** Start of Records provided **

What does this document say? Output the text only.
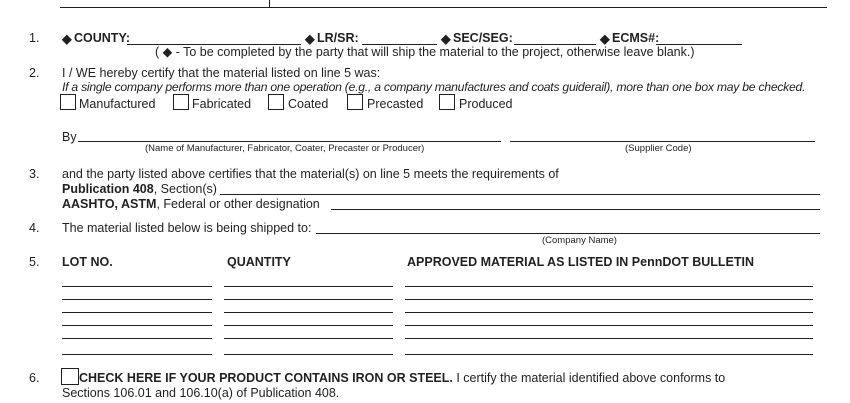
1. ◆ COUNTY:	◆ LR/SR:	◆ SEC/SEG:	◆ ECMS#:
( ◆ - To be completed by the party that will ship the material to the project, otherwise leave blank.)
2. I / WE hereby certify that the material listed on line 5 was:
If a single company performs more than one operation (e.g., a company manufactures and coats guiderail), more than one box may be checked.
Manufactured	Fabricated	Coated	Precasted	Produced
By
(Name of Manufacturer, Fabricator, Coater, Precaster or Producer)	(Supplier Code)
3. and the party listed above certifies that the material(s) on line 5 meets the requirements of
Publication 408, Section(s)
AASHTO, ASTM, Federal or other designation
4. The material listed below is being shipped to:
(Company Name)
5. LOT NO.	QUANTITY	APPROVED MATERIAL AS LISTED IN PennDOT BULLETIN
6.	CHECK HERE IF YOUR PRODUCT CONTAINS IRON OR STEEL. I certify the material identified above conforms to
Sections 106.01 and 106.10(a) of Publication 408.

** End of Records provided **

Task instructions —
Pick out the lines containing the string "that" and show them.

Exercise solution —
( ◆ - To be completed by the party that will ship the material to the project, otherwise leave blank.)
2. I / WE hereby certify that the material listed on line 5 was:
3. and the party listed above certifies that the material(s) on line 5 meets the requirements of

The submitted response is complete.